(Items from a dataset)
_ _ _ _

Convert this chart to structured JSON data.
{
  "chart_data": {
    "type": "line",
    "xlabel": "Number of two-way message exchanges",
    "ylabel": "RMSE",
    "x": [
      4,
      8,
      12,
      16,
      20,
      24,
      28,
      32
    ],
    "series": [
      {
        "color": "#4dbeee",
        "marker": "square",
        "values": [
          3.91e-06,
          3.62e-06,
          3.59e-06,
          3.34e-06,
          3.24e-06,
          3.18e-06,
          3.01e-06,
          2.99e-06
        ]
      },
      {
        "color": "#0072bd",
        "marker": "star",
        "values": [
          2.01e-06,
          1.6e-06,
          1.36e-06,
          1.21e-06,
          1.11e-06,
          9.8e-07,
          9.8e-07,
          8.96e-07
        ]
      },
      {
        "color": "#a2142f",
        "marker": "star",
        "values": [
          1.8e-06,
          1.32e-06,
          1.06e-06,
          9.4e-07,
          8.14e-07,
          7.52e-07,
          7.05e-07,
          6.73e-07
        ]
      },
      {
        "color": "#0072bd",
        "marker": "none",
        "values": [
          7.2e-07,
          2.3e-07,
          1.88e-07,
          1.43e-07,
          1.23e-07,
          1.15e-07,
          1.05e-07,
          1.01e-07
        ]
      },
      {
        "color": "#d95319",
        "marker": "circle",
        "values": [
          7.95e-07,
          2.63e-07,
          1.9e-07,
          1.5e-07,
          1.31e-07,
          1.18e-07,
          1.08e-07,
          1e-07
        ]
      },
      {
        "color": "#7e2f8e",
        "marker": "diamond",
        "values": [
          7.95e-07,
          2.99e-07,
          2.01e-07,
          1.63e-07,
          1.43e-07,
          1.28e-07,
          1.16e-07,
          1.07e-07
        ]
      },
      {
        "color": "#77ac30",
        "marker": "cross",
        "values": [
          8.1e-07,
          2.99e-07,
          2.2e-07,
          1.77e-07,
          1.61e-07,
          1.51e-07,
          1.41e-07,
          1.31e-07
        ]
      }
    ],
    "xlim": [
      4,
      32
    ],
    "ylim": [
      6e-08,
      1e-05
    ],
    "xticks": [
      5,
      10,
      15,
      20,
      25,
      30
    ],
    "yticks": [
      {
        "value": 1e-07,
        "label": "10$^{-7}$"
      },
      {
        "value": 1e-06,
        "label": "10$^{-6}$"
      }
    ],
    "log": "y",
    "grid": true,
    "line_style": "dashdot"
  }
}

_ _ _ _

TASK DIRECTIONS ▸
Output an exact copy of each record.

FINISHED ANSWER ▸
Convert this chart to structured JSON data.
{
  "chart_data": {
    "type": "line",
    "xlabel": "Number of two-way message exchanges",
    "ylabel": "RMSE",
    "x": [
      4,
      8,
      12,
      16,
      20,
      24,
      28,
      32
    ],
    "series": [
      {
        "color": "#4dbeee",
        "marker": "square",
        "values": [
          3.91e-06,
          3.62e-06,
          3.59e-06,
          3.34e-06,
          3.24e-06,
          3.18e-06,
          3.01e-06,
          2.99e-06
        ]
      },
      {
        "color": "#0072bd",
        "marker": "star",
        "values": [
          2.01e-06,
          1.6e-06,
          1.36e-06,
          1.21e-06,
          1.11e-06,
          9.8e-07,
          9.8e-07,
          8.96e-07
        ]
      },
      {
        "color": "#a2142f",
        "marker": "star",
        "values": [
          1.8e-06,
          1.32e-06,
          1.06e-06,
          9.4e-07,
          8.14e-07,
          7.52e-07,
          7.05e-07,
          6.73e-07
        ]
      },
      {
        "color": "#0072bd",
        "marker": "none",
        "values": [
          7.2e-07,
          2.3e-07,
          1.88e-07,
          1.43e-07,
          1.23e-07,
          1.15e-07,
          1.05e-07,
          1.01e-07
        ]
      },
      {
        "color": "#d95319",
        "marker": "circle",
        "values": [
          7.95e-07,
          2.63e-07,
          1.9e-07,
          1.5e-07,
          1.31e-07,
          1.18e-07,
          1.08e-07,
          1e-07
        ]
      },
      {
        "color": "#7e2f8e",
        "marker": "diamond",
        "values": [
          7.95e-07,
          2.99e-07,
          2.01e-07,
          1.63e-07,
          1.43e-07,
          1.28e-07,
          1.16e-07,
          1.07e-07
        ]
      },
      {
        "color": "#77ac30",
        "marker": "cross",
        "values": [
          8.1e-07,
          2.99e-07,
          2.2e-07,
          1.77e-07,
          1.61e-07,
          1.51e-07,
          1.41e-07,
          1.31e-07
        ]
      }
    ],
    "xlim": [
      4,
      32
    ],
    "ylim": [
      6e-08,
      1e-05
    ],
    "xticks": [
      5,
      10,
      15,
      20,
      25,
      30
    ],
    "yticks": [
      {
        "value": 1e-07,
        "label": "10$^{-7}$"
      },
      {
        "value": 1e-06,
        "label": "10$^{-6}$"
      }
    ],
    "log": "y",
    "grid": true,
    "line_style": "dashdot"
  }
}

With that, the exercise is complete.